[start PROVIDED DATA]

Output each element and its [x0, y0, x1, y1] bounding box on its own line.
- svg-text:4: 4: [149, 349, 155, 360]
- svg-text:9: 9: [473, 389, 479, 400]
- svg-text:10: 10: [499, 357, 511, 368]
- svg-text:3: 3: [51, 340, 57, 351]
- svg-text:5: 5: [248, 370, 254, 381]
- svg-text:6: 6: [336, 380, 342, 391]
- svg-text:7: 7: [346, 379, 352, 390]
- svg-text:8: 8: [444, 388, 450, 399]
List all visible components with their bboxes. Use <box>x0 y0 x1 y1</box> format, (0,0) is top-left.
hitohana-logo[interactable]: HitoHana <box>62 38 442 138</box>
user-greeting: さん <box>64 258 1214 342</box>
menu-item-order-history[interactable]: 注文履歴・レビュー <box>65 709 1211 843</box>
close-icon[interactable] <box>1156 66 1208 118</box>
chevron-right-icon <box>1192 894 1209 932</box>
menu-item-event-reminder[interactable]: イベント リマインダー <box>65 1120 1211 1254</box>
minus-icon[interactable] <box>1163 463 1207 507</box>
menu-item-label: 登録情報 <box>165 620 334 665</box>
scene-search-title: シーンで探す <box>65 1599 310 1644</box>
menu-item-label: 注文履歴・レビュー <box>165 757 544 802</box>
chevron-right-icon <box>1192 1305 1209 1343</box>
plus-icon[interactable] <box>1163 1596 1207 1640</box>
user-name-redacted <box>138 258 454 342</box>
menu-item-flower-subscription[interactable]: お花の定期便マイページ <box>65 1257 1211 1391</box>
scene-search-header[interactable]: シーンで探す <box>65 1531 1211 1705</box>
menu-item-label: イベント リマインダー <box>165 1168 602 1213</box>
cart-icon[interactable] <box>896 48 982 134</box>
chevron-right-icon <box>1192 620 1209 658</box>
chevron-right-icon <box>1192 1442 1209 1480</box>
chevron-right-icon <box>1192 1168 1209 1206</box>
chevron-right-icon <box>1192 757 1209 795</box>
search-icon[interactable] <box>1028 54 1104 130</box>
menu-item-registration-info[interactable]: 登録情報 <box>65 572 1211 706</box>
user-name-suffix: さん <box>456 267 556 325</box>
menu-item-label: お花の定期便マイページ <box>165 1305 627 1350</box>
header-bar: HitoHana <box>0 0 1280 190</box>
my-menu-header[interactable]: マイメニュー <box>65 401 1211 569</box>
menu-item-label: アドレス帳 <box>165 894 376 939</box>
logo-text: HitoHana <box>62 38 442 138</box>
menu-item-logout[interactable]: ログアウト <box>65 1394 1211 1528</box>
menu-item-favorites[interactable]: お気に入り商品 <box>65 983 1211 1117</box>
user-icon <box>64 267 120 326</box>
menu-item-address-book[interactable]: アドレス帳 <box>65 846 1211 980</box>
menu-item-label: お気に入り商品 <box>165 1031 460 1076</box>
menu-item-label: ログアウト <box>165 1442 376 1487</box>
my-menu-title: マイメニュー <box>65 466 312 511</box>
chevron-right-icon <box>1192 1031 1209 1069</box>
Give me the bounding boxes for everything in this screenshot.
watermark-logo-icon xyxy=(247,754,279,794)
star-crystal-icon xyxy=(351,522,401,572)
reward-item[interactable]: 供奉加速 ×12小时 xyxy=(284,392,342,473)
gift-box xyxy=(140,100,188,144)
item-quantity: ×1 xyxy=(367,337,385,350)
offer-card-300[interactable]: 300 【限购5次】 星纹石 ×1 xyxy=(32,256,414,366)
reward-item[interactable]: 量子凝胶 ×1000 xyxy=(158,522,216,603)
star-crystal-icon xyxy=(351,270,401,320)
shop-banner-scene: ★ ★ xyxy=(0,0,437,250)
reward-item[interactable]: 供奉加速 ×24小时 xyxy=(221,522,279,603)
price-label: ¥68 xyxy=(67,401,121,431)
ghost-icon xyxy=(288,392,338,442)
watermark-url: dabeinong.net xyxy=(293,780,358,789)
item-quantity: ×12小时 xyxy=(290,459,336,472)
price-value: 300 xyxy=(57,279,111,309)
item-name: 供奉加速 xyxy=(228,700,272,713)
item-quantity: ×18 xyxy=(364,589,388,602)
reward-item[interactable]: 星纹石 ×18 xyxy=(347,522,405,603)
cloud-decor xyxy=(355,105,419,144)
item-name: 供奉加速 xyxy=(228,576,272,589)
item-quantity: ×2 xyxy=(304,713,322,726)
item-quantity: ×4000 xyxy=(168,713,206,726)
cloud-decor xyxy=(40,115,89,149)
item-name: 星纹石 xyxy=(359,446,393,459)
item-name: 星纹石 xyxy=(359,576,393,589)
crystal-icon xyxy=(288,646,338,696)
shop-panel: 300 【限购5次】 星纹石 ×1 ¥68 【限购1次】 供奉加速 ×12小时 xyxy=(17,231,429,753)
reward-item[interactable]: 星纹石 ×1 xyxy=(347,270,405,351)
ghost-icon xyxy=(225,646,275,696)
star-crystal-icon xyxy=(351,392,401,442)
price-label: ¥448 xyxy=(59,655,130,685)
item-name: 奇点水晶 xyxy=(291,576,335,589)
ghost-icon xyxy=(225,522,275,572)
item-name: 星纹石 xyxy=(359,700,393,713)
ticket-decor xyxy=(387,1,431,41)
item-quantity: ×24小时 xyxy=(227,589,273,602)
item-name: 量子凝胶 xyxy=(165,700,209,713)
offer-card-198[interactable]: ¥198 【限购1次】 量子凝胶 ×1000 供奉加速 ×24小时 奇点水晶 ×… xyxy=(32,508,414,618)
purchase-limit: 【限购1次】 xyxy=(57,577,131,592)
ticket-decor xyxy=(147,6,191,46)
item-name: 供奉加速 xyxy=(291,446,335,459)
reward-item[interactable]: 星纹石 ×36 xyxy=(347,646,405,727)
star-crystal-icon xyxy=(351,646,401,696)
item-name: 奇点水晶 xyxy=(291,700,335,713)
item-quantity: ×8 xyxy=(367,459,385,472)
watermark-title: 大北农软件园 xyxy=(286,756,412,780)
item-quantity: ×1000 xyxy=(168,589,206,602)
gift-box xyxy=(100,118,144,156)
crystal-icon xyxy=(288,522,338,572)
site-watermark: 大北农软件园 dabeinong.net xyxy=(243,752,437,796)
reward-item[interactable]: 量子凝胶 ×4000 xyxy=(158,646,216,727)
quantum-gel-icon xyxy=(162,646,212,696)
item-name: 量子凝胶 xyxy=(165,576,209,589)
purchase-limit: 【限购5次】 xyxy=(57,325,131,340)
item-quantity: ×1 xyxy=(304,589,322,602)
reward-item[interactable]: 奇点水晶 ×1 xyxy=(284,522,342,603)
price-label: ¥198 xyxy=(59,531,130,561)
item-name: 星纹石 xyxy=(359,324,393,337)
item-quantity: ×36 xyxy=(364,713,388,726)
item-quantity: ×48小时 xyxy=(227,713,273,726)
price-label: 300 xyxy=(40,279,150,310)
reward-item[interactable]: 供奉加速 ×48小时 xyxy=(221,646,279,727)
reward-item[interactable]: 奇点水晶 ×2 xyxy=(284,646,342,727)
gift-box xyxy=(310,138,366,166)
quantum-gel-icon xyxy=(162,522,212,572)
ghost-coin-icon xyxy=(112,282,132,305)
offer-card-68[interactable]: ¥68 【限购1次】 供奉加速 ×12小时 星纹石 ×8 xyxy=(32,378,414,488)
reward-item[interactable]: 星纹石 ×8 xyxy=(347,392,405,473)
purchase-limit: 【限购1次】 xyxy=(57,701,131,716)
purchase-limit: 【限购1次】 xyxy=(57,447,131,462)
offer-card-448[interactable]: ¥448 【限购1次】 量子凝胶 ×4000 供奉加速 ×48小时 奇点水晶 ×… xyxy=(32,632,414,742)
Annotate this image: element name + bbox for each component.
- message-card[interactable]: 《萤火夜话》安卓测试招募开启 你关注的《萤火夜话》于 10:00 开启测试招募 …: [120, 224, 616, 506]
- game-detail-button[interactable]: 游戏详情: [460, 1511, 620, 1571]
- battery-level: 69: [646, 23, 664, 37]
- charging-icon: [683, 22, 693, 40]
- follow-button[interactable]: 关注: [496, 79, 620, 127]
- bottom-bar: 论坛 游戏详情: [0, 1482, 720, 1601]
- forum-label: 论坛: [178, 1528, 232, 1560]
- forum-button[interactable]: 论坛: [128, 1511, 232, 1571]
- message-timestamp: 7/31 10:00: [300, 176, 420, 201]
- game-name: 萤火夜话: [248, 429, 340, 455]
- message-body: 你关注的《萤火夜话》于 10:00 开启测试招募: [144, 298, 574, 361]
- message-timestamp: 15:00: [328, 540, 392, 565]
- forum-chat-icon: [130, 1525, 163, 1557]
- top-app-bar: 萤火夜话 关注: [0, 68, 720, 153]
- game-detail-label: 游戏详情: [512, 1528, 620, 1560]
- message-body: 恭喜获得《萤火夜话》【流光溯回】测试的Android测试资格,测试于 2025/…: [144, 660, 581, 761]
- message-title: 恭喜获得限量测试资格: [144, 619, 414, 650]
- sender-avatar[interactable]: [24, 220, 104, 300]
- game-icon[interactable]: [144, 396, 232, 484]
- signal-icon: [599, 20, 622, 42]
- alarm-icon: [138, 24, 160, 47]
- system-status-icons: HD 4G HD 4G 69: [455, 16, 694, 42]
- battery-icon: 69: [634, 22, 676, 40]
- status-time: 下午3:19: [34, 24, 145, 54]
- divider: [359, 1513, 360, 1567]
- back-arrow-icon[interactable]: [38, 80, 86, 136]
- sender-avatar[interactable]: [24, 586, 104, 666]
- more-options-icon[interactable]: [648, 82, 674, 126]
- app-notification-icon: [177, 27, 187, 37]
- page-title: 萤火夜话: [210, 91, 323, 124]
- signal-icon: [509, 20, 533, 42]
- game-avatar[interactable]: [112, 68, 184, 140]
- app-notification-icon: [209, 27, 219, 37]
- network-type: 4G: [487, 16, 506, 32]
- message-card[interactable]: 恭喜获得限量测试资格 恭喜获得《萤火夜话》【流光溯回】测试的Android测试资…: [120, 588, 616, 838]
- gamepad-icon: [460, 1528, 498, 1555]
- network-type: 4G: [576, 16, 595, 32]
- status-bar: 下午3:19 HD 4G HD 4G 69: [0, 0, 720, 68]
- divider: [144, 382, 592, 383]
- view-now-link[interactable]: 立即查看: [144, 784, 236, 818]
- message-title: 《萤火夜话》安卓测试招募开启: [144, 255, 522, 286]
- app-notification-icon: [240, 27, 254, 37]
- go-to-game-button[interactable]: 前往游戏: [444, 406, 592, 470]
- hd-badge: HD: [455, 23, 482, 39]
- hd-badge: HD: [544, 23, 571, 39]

[end PROVIDED DATA]

◆ WHAT IS REQUIRED: Which lines in the items above contain the string "quantum" with matching case? Collect each such line in full.

◆ FINISHED EXERCISE:
quantum-gel-icon xyxy=(162,646,212,696)
quantum-gel-icon xyxy=(162,522,212,572)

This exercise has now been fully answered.